§ **WHAT YOU SHOULD DO**:
Copy each line below exactly and leave the pictures out.
-- start of MATERIAL SHOWN --
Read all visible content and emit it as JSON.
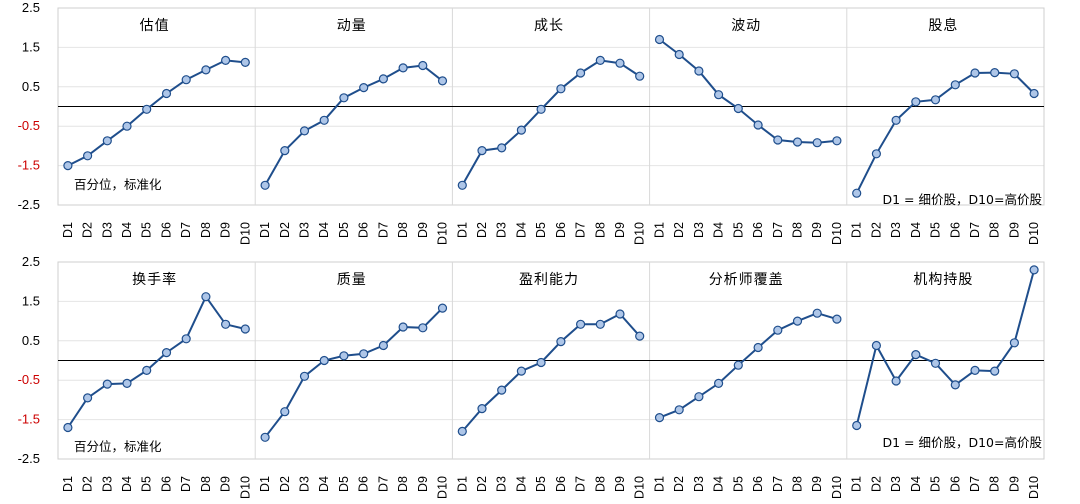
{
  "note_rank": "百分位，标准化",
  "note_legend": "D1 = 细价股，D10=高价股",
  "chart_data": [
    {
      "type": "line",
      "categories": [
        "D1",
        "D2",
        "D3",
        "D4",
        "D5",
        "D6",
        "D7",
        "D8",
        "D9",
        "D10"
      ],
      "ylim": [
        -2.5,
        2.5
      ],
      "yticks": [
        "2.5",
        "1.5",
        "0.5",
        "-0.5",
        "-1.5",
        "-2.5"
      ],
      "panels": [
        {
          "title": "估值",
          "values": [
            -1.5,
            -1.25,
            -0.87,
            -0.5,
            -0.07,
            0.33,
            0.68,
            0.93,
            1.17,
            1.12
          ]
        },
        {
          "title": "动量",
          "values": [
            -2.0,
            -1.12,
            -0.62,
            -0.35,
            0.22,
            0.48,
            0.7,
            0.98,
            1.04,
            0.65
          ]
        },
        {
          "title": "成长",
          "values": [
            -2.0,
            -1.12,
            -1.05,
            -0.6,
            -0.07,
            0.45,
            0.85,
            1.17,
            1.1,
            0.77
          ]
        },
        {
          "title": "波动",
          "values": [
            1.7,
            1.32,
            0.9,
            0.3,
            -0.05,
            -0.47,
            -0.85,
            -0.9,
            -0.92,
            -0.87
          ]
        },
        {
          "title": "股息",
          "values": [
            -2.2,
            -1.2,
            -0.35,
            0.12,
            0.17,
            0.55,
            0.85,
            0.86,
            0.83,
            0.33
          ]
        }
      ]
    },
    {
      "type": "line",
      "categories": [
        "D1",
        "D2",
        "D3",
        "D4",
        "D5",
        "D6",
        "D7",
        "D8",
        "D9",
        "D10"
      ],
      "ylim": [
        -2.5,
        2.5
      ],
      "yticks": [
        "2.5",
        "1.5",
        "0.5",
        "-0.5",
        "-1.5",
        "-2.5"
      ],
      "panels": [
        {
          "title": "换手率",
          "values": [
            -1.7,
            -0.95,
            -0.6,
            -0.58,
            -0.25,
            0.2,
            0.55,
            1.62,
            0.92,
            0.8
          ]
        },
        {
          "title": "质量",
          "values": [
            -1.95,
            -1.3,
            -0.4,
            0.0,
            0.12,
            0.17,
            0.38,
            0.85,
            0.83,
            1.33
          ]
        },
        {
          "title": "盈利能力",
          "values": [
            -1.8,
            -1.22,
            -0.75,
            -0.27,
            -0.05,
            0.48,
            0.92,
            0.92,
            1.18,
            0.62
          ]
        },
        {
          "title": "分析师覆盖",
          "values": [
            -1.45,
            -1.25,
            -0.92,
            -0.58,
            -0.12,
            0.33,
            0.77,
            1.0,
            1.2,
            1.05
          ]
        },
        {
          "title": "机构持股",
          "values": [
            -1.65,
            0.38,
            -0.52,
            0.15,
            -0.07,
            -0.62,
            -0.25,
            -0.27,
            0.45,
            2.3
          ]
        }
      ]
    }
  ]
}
-- end of MATERIAL SHOWN --
§ **WORKED ANSWER**:
Read all visible content and emit it as JSON.
{
  "note_rank": "百分位，标准化",
  "note_legend": "D1 = 细价股，D10=高价股",
  "chart_data": [
    {
      "type": "line",
      "categories": [
        "D1",
        "D2",
        "D3",
        "D4",
        "D5",
        "D6",
        "D7",
        "D8",
        "D9",
        "D10"
      ],
      "ylim": [
        -2.5,
        2.5
      ],
      "yticks": [
        "2.5",
        "1.5",
        "0.5",
        "-0.5",
        "-1.5",
        "-2.5"
      ],
      "panels": [
        {
          "title": "估值",
          "values": [
            -1.5,
            -1.25,
            -0.87,
            -0.5,
            -0.07,
            0.33,
            0.68,
            0.93,
            1.17,
            1.12
          ]
        },
        {
          "title": "动量",
          "values": [
            -2.0,
            -1.12,
            -0.62,
            -0.35,
            0.22,
            0.48,
            0.7,
            0.98,
            1.04,
            0.65
          ]
        },
        {
          "title": "成长",
          "values": [
            -2.0,
            -1.12,
            -1.05,
            -0.6,
            -0.07,
            0.45,
            0.85,
            1.17,
            1.1,
            0.77
          ]
        },
        {
          "title": "波动",
          "values": [
            1.7,
            1.32,
            0.9,
            0.3,
            -0.05,
            -0.47,
            -0.85,
            -0.9,
            -0.92,
            -0.87
          ]
        },
        {
          "title": "股息",
          "values": [
            -2.2,
            -1.2,
            -0.35,
            0.12,
            0.17,
            0.55,
            0.85,
            0.86,
            0.83,
            0.33
          ]
        }
      ]
    },
    {
      "type": "line",
      "categories": [
        "D1",
        "D2",
        "D3",
        "D4",
        "D5",
        "D6",
        "D7",
        "D8",
        "D9",
        "D10"
      ],
      "ylim": [
        -2.5,
        2.5
      ],
      "yticks": [
        "2.5",
        "1.5",
        "0.5",
        "-0.5",
        "-1.5",
        "-2.5"
      ],
      "panels": [
        {
          "title": "换手率",
          "values": [
            -1.7,
            -0.95,
            -0.6,
            -0.58,
            -0.25,
            0.2,
            0.55,
            1.62,
            0.92,
            0.8
          ]
        },
        {
          "title": "质量",
          "values": [
            -1.95,
            -1.3,
            -0.4,
            0.0,
            0.12,
            0.17,
            0.38,
            0.85,
            0.83,
            1.33
          ]
        },
        {
          "title": "盈利能力",
          "values": [
            -1.8,
            -1.22,
            -0.75,
            -0.27,
            -0.05,
            0.48,
            0.92,
            0.92,
            1.18,
            0.62
          ]
        },
        {
          "title": "分析师覆盖",
          "values": [
            -1.45,
            -1.25,
            -0.92,
            -0.58,
            -0.12,
            0.33,
            0.77,
            1.0,
            1.2,
            1.05
          ]
        },
        {
          "title": "机构持股",
          "values": [
            -1.65,
            0.38,
            -0.52,
            0.15,
            -0.07,
            -0.62,
            -0.25,
            -0.27,
            0.45,
            2.3
          ]
        }
      ]
    }
  ]
}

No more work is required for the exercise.